■ **Direction**: Please give the listing again, word for word, with nothing left out.

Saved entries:
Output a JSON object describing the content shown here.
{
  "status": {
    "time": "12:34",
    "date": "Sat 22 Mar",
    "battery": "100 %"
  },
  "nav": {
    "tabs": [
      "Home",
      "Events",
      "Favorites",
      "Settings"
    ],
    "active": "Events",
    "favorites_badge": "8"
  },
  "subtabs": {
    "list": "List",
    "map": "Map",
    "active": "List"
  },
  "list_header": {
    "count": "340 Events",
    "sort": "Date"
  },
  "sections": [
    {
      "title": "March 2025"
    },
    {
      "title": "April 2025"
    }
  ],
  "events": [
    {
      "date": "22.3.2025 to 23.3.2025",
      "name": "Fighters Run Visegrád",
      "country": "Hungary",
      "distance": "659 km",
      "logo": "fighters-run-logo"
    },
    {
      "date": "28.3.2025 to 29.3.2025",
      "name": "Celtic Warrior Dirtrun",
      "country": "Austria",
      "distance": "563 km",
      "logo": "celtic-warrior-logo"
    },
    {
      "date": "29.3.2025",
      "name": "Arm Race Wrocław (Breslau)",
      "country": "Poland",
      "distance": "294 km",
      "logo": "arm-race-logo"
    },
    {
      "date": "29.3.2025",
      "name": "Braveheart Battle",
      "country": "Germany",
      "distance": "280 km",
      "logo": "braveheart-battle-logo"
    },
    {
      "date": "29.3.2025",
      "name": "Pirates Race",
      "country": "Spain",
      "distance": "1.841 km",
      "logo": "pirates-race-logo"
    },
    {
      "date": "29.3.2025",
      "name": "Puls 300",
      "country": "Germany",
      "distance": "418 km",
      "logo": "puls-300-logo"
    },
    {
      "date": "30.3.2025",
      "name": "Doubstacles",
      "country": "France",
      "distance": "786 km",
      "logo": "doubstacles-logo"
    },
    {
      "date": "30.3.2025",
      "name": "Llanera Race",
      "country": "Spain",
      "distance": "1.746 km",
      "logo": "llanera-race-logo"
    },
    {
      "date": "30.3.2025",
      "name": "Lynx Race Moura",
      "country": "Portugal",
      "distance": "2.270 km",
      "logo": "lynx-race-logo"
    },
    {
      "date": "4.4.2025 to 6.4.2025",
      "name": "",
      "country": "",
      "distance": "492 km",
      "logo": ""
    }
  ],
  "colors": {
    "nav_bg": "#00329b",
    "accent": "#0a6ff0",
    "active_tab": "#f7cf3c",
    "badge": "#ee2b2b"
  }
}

■ **Task response**:
Output a JSON object describing the content shown here.
{
  "status": {
    "time": "12:34",
    "date": "Sat 22 Mar",
    "battery": "100 %"
  },
  "nav": {
    "tabs": [
      "Home",
      "Events",
      "Favorites",
      "Settings"
    ],
    "active": "Events",
    "favorites_badge": "8"
  },
  "subtabs": {
    "list": "List",
    "map": "Map",
    "active": "List"
  },
  "list_header": {
    "count": "340 Events",
    "sort": "Date"
  },
  "sections": [
    {
      "title": "March 2025"
    },
    {
      "title": "April 2025"
    }
  ],
  "events": [
    {
      "date": "22.3.2025 to 23.3.2025",
      "name": "Fighters Run Visegrád",
      "country": "Hungary",
      "distance": "659 km",
      "logo": "fighters-run-logo"
    },
    {
      "date": "28.3.2025 to 29.3.2025",
      "name": "Celtic Warrior Dirtrun",
      "country": "Austria",
      "distance": "563 km",
      "logo": "celtic-warrior-logo"
    },
    {
      "date": "29.3.2025",
      "name": "Arm Race Wrocław (Breslau)",
      "country": "Poland",
      "distance": "294 km",
      "logo": "arm-race-logo"
    },
    {
      "date": "29.3.2025",
      "name": "Braveheart Battle",
      "country": "Germany",
      "distance": "280 km",
      "logo": "braveheart-battle-logo"
    },
    {
      "date": "29.3.2025",
      "name": "Pirates Race",
      "country": "Spain",
      "distance": "1.841 km",
      "logo": "pirates-race-logo"
    },
    {
      "date": "29.3.2025",
      "name": "Puls 300",
      "country": "Germany",
      "distance": "418 km",
      "logo": "puls-300-logo"
    },
    {
      "date": "30.3.2025",
      "name": "Doubstacles",
      "country": "France",
      "distance": "786 km",
      "logo": "doubstacles-logo"
    },
    {
      "date": "30.3.2025",
      "name": "Llanera Race",
      "country": "Spain",
      "distance": "1.746 km",
      "logo": "llanera-race-logo"
    },
    {
      "date": "30.3.2025",
      "name": "Lynx Race Moura",
      "country": "Portugal",
      "distance": "2.270 km",
      "logo": "lynx-race-logo"
    },
    {
      "date": "4.4.2025 to 6.4.2025",
      "name": "",
      "country": "",
      "distance": "492 km",
      "logo": ""
    }
  ],
  "colors": {
    "nav_bg": "#00329b",
    "accent": "#0a6ff0",
    "active_tab": "#f7cf3c",
    "badge": "#ee2b2b"
  }
}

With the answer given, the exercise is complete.